** START **

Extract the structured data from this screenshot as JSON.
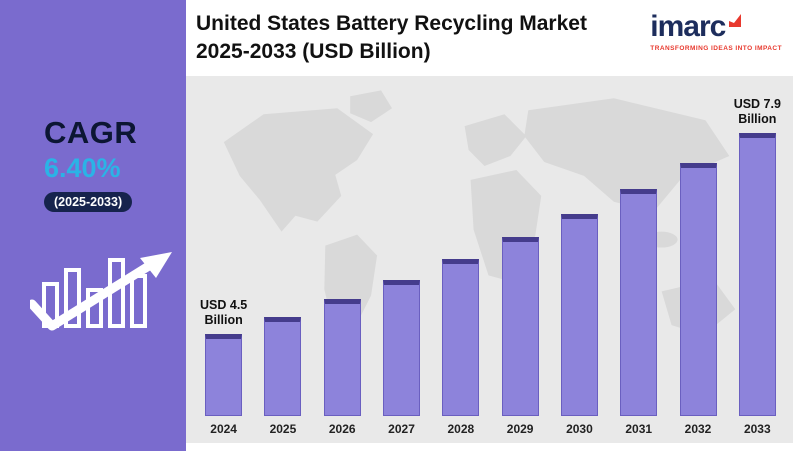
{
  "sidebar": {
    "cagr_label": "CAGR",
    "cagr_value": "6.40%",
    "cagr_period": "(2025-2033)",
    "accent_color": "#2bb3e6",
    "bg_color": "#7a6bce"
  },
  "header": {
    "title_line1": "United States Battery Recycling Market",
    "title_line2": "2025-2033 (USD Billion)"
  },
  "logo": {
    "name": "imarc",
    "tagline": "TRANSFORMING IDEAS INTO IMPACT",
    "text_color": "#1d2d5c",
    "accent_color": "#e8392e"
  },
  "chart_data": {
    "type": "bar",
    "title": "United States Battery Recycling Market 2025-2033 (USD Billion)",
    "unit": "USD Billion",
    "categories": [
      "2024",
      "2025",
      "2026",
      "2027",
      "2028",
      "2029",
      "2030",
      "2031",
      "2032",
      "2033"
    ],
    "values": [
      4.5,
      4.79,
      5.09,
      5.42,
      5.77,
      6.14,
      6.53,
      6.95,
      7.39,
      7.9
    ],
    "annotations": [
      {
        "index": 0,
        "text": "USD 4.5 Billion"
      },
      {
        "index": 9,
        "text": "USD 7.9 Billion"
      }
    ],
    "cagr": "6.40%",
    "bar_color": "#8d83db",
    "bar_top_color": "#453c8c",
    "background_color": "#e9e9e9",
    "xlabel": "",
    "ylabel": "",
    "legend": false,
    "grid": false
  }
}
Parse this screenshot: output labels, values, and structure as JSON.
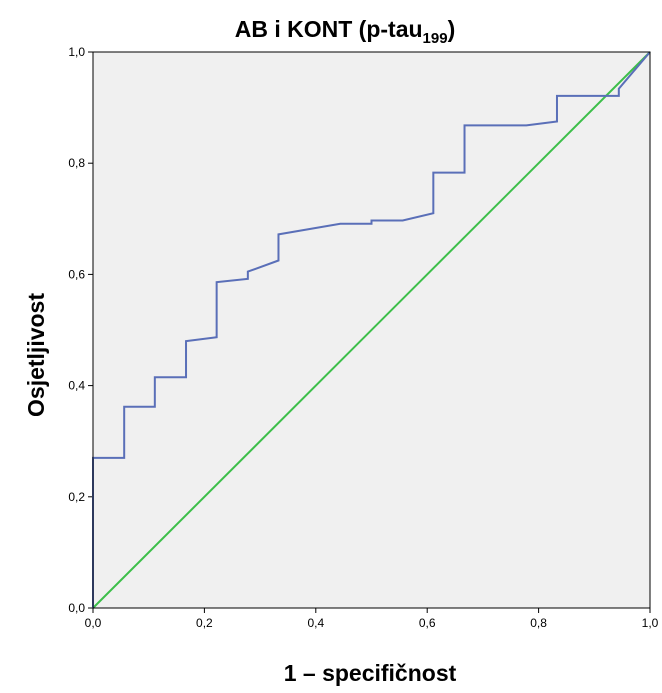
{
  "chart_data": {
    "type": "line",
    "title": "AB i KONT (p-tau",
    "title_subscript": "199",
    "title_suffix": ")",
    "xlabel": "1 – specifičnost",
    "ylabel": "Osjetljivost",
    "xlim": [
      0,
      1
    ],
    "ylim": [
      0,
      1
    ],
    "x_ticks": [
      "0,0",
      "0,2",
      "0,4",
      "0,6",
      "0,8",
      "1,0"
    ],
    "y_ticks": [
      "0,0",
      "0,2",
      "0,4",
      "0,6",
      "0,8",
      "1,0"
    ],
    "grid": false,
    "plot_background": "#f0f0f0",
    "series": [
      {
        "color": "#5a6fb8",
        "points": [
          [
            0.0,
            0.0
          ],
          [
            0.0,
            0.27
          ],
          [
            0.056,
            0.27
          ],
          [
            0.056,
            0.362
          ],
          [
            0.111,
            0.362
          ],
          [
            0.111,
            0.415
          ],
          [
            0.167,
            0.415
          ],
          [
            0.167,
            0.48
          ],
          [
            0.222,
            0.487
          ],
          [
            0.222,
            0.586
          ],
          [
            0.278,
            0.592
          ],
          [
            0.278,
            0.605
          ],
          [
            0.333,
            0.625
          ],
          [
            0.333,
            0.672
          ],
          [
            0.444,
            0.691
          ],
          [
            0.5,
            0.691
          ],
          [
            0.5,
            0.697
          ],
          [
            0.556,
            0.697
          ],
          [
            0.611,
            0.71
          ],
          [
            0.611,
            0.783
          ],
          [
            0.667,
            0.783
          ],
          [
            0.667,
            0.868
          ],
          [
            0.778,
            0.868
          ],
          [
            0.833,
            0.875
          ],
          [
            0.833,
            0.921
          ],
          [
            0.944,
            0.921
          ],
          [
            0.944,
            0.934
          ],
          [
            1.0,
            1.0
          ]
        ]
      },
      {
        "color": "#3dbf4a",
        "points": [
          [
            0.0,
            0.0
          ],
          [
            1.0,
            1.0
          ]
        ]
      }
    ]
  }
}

** END **

**Task objective:** Among these entries, how many lines include the string "JSON"? Reply with the number by itself.

**Completed task:** 2